[Dataset items]
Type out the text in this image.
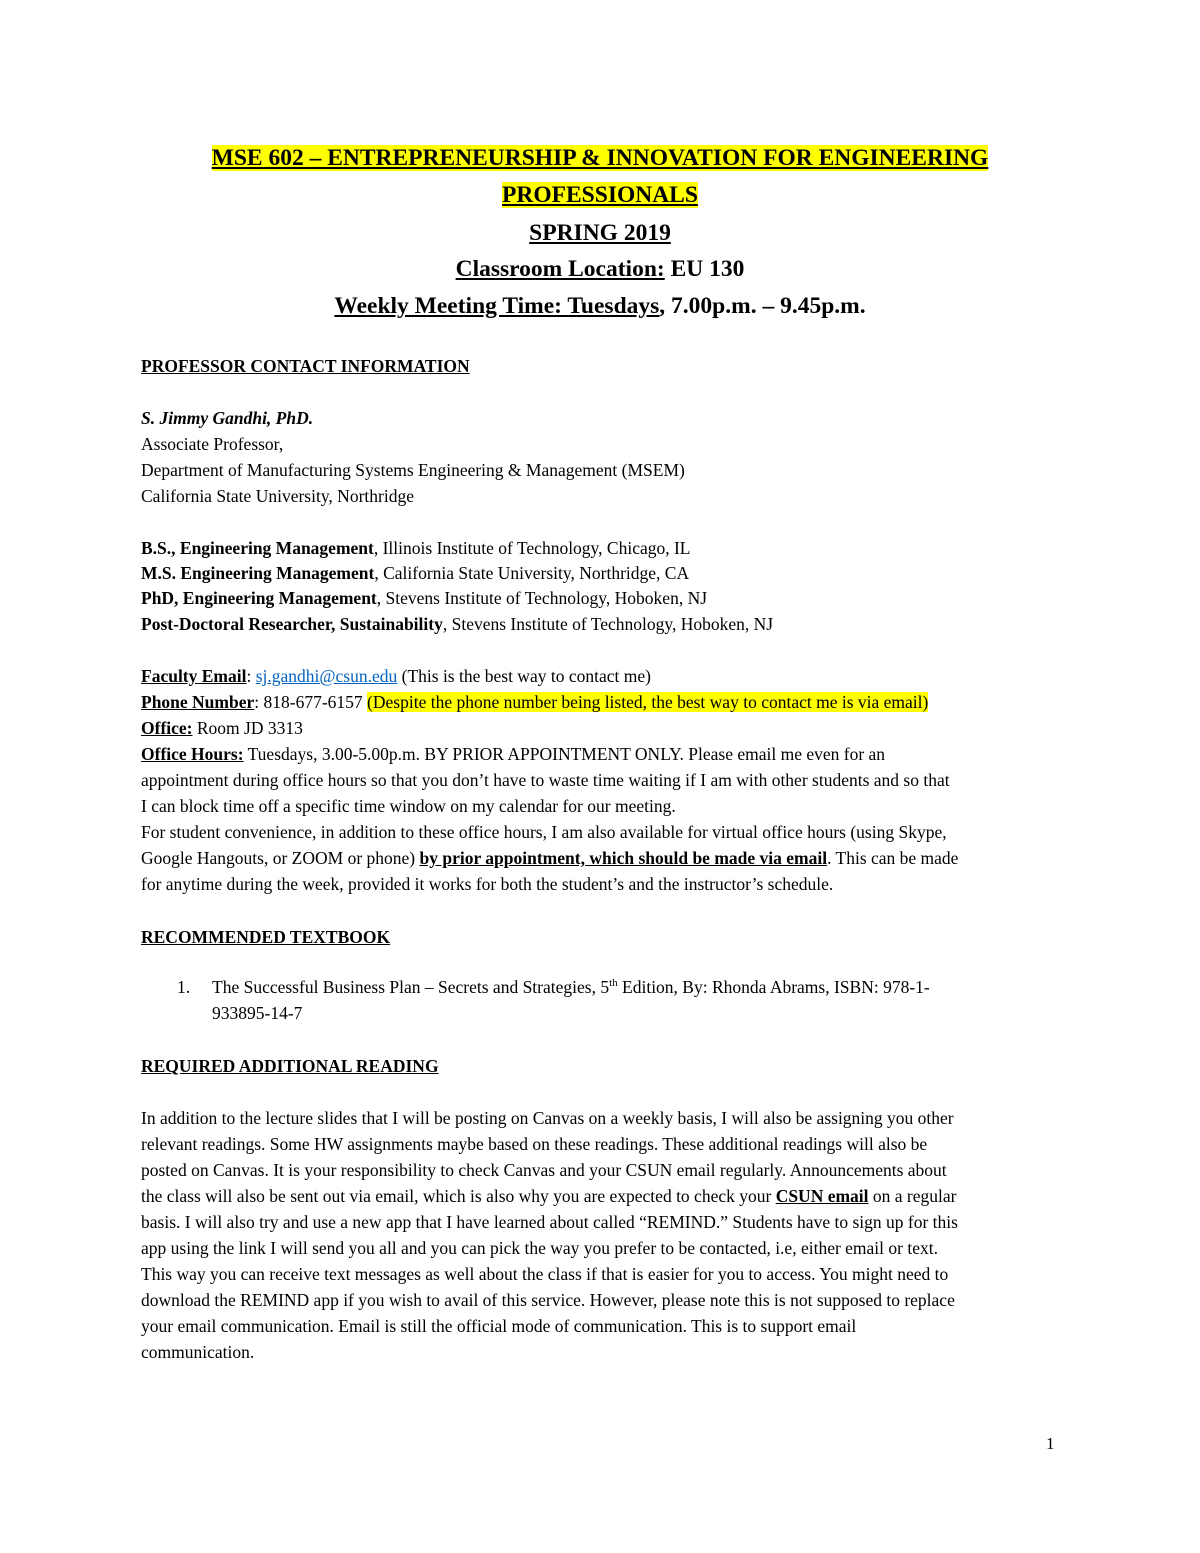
MSE 602 – ENTREPRENEURSHIP & INNOVATION FOR ENGINEERING
PROFESSIONALS
SPRING 2019
Classroom Location: EU 130
Weekly Meeting Time: Tuesdays, 7.00p.m. – 9.45p.m.
PROFESSOR CONTACT INFORMATION
S. Jimmy Gandhi, PhD.
Associate Professor,
Department of Manufacturing Systems Engineering & Management (MSEM)
California State University, Northridge
B.S., Engineering Management, Illinois Institute of Technology, Chicago, IL
M.S. Engineering Management, California State University, Northridge, CA
PhD, Engineering Management, Stevens Institute of Technology, Hoboken, NJ
Post-Doctoral Researcher, Sustainability, Stevens Institute of Technology, Hoboken, NJ
Faculty Email: sj.gandhi@csun.edu (This is the best way to contact me)
Phone Number: 818-677-6157 (Despite the phone number being listed, the best way to contact me is via email)
Office: Room JD 3313
Office Hours: Tuesdays, 3.00-5.00p.m. BY PRIOR APPOINTMENT ONLY. Please email me even for an
appointment during office hours so that you don’t have to waste time waiting if I am with other students and so that
I can block time off a specific time window on my calendar for our meeting.
For student convenience, in addition to these office hours, I am also available for virtual office hours (using Skype,
Google Hangouts, or ZOOM or phone) by prior appointment, which should be made via email. This can be made
for anytime during the week, provided it works for both the student’s and the instructor’s schedule.
RECOMMENDED TEXTBOOK
1. The Successful Business Plan – Secrets and Strategies, 5th Edition, By: Rhonda Abrams, ISBN: 978-1-
933895-14-7
REQUIRED ADDITIONAL READING
In addition to the lecture slides that I will be posting on Canvas on a weekly basis, I will also be assigning you other
relevant readings. Some HW assignments maybe based on these readings. These additional readings will also be
posted on Canvas. It is your responsibility to check Canvas and your CSUN email regularly. Announcements about
the class will also be sent out via email, which is also why you are expected to check your CSUN email on a regular
basis. I will also try and use a new app that I have learned about called “REMIND.” Students have to sign up for this
app using the link I will send you all and you can pick the way you prefer to be contacted, i.e, either email or text.
This way you can receive text messages as well about the class if that is easier for you to access. You might need to
download the REMIND app if you wish to avail of this service. However, please note this is not supposed to replace
your email communication. Email is still the official mode of communication. This is to support email
communication.
1
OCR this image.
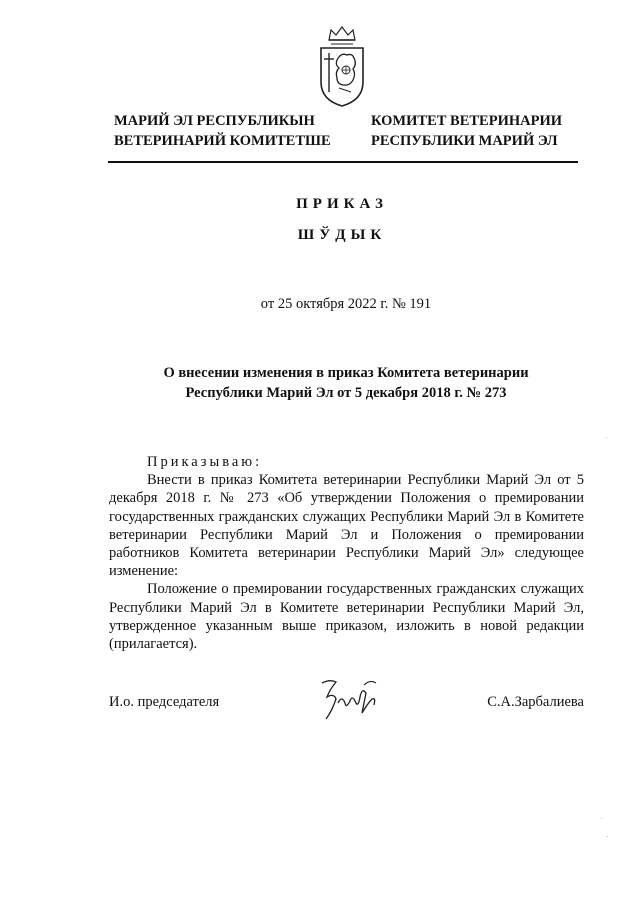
МАРИЙ ЭЛ РЕСПУБЛИКЫН
ВЕТЕРИНАРИЙ КОМИТЕТШЕ
КОМИТЕТ ВЕТЕРИНАРИИ
РЕСПУБЛИКИ МАРИЙ ЭЛ
ПРИКАЗ
ШЎДЫК
от 25 октября 2022 г. № 191
О внесении изменения в приказ Комитета ветеринарии
Республики Марий Эл от 5 декабря 2018 г. № 273

Приказываю:

Внести в приказ Комитета ветеринарии Республики Марий Эл от 5 декабря 2018 г. № 273 «Об утверждении Положения о премировании государственных гражданских служащих Республики Марий Эл в Комитете ветеринарии Республики Марий Эл и Положения о премировании работников Комитета ветеринарии Республики Марий Эл» следующее изменение:

Положение о премировании государственных гражданских служащих Республики Марий Эл в Комитете ветеринарии Республики Марий Эл, утвержденное указанным выше приказом, изложить в новой редакции (прилагается).

И.о. председателя	С.А.Зарбалиева
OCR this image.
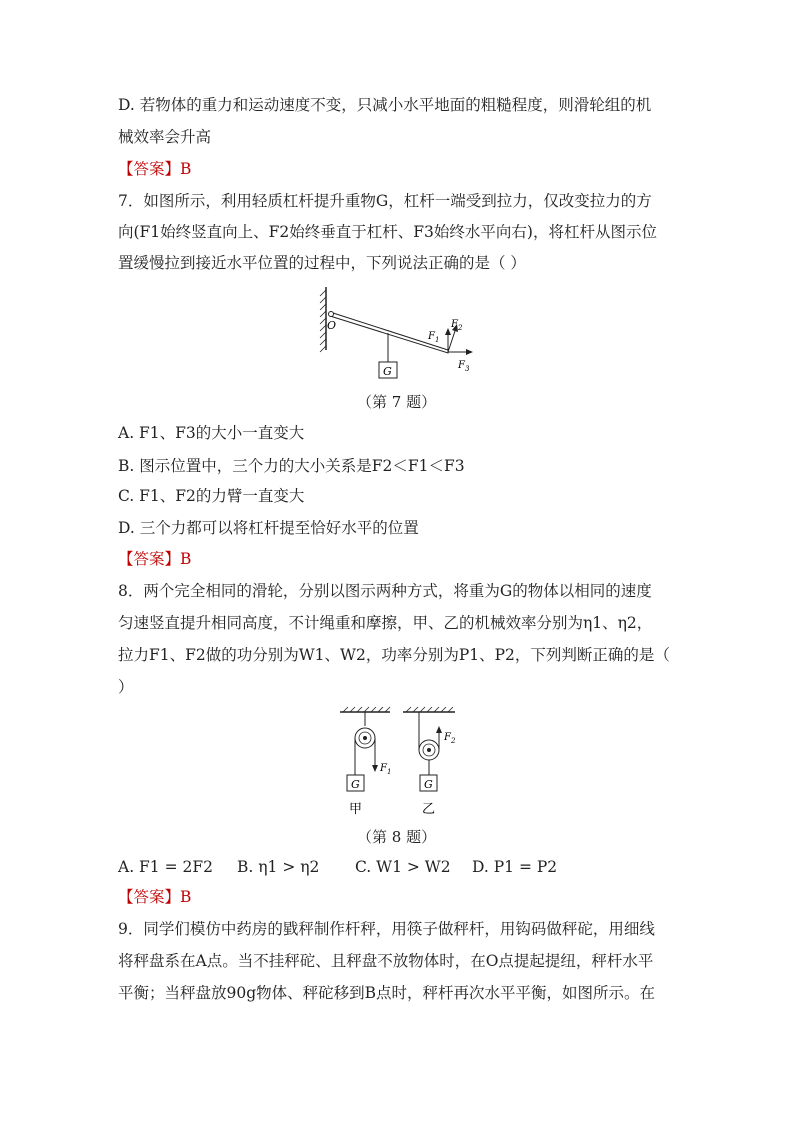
D. 若物体的重力和运动速度不变，只减小水平地面的粗糙程度，则滑轮组的机
械效率会升高
【答案】B
7．如图所示，利用轻质杠杆提升重物G，杠杆一端受到拉力，仅改变拉力的方
向(F1始终竖直向上、F2始终垂直于杠杆、F3始终水平向右)，将杠杆从图示位
置缓慢拉到接近水平位置的过程中，下列说法正确的是（ ）
O
G
$F_1$
$F_2$
$F_3$
（第 7 题）
A. F1、F3的大小一直变大
B. 图示位置中，三个力的大小关系是F2＜F1＜F3
C. F1、F2的力臂一直变大
D. 三个力都可以将杠杆提至恰好水平的位置
【答案】B
8．两个完全相同的滑轮，分别以图示两种方式，将重为G的物体以相同的速度
匀速竖直提升相同高度，不计绳重和摩擦，甲、乙的机械效率分别为η1、η2，
拉力F1、F2做的功分别为W1、W2，功率分别为P1、P2，下列判断正确的是（
）
$F_1$
G
甲
$F_2$
G
乙
（第 8 题）
A. F1 = 2F2 B. η1 > η2 C. W1 > W2 D. P1 = P2
【答案】B
9．同学们模仿中药房的戥秤制作杆秤，用筷子做秤杆，用钩码做秤砣，用细线
将秤盘系在A点。当不挂秤砣、且秤盘不放物体时，在O点提起提纽，秤杆水平
平衡；当秤盘放90g物体、秤砣移到B点时，秤杆再次水平平衡，如图所示。在
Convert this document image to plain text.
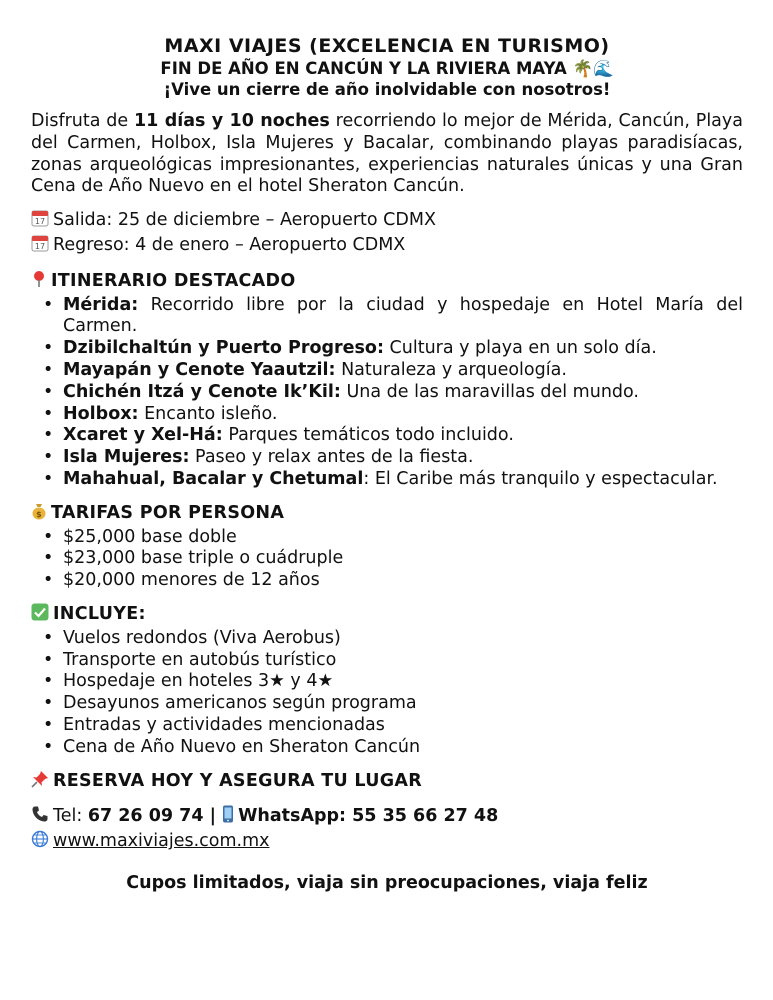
MAXI VIAJES (EXCELENCIA EN TURISMO)
FIN DE AÑO EN CANCÚN Y LA RIVIERA MAYA 🌴🌊
¡Vive un cierre de año inolvidable con nosotros!
Disfruta de 11 días y 10 noches recorriendo lo mejor de Mérida, Cancún, Playa del Carmen, Holbox, Isla Mujeres y Bacalar, combinando playas paradisíacas, zonas arqueológicas impresionantes, experiencias naturales únicas y una Gran Cena de Año Nuevo en el hotel Sheraton Cancún.
17 Salida: 25 de diciembre – Aeropuerto CDMX
17 Regreso: 4 de enero – Aeropuerto CDMX
ITINERARIO DESTACADO
• Mérida: Recorrido libre por la ciudad y hospedaje en Hotel María del Carmen.
• Dzibilchaltún y Puerto Progreso: Cultura y playa en un solo día.
• Mayapán y Cenote Yaautzil: Naturaleza y arqueología.
• Chichén Itzá y Cenote Ik’Kil: Una de las maravillas del mundo.
• Holbox: Encanto isleño.
• Xcaret y Xel-Há: Parques temáticos todo incluido.
• Isla Mujeres: Paseo y relax antes de la fiesta.
• Mahahual, Bacalar y Chetumal: El Caribe más tranquilo y espectacular.
$ TARIFAS POR PERSONA
• $25,000 base doble
• $23,000 base triple o cuádruple
• $20,000 menores de 12 años
INCLUYE:
• Vuelos redondos (Viva Aerobus)
• Transporte en autobús turístico
• Hospedaje en hoteles 3★ y 4★
• Desayunos americanos según programa
• Entradas y actividades mencionadas
• Cena de Año Nuevo en Sheraton Cancún
RESERVA HOY Y ASEGURA TU LUGAR
Tel: 67 26 09 74 | WhatsApp: 55 35 66 27 48
www.maxiviajes.com.mx
Cupos limitados, viaja sin preocupaciones, viaja feliz
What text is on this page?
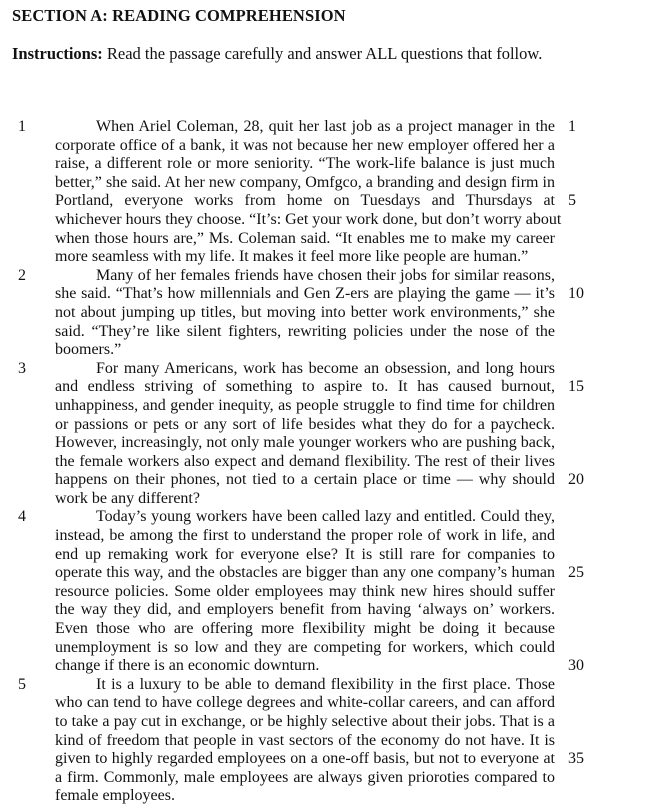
SECTION A: READING COMPREHENSION
Instructions: Read the passage carefully and answer ALL questions that follow.
1	When Ariel Coleman, 28, quit her last job as a project manager in the 1
corporate office of a bank, it was not because her new employer offered her a
raise, a different role or more seniority. “The work-life balance is just much
better,” she said. At her new company, Omfgco, a branding and design firm in
Portland, everyone works from home on Tuesdays and Thursdays at 5
whichever hours they choose. “It’s: Get your work done, but don’t worry about
when those hours are,” Ms. Coleman said. “It enables me to make my career
more seamless with my life. It makes it feel more like people are human.”
2	Many of her females friends have chosen their jobs for similar reasons,
she said. “That’s how millennials and Gen Z-ers are playing the game — it’s 10
not about jumping up titles, but moving into better work environments,” she
said. “They’re like silent fighters, rewriting policies under the nose of the
boomers.”
3	For many Americans, work has become an obsession, and long hours
and endless striving of something to aspire to. It has caused burnout, 15
unhappiness, and gender inequity, as people struggle to find time for children
or passions or pets or any sort of life besides what they do for a paycheck.
However, increasingly, not only male younger workers who are pushing back,
the female workers also expect and demand flexibility. The rest of their lives
happens on their phones, not tied to a certain place or time — why should 20
work be any different?
4	Today’s young workers have been called lazy and entitled. Could they,
instead, be among the first to understand the proper role of work in life, and
end up remaking work for everyone else? It is still rare for companies to
operate this way, and the obstacles are bigger than any one company’s human 25
resource policies. Some older employees may think new hires should suffer
the way they did, and employers benefit from having ‘always on’ workers.
Even those who are offering more flexibility might be doing it because
unemployment is so low and they are competing for workers, which could
change if there is an economic downturn.	30
5	It is a luxury to be able to demand flexibility in the first place. Those
who can tend to have college degrees and white-collar careers, and can afford
to take a pay cut in exchange, or be highly selective about their jobs. That is a
kind of freedom that people in vast sectors of the economy do not have. It is
given to highly regarded employees on a one-off basis, but not to everyone at 35
a firm. Commonly, male employees are always given prioroties compared to
female employees.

● WHAT IS EXPECTED: Identify and extract each line of the listing that contains "better".

● EXERCISE ANSWER:
better,” she said. At her new company, Omfgco, a branding and design firm in
not about jumping up titles, but moving into better work environments,” she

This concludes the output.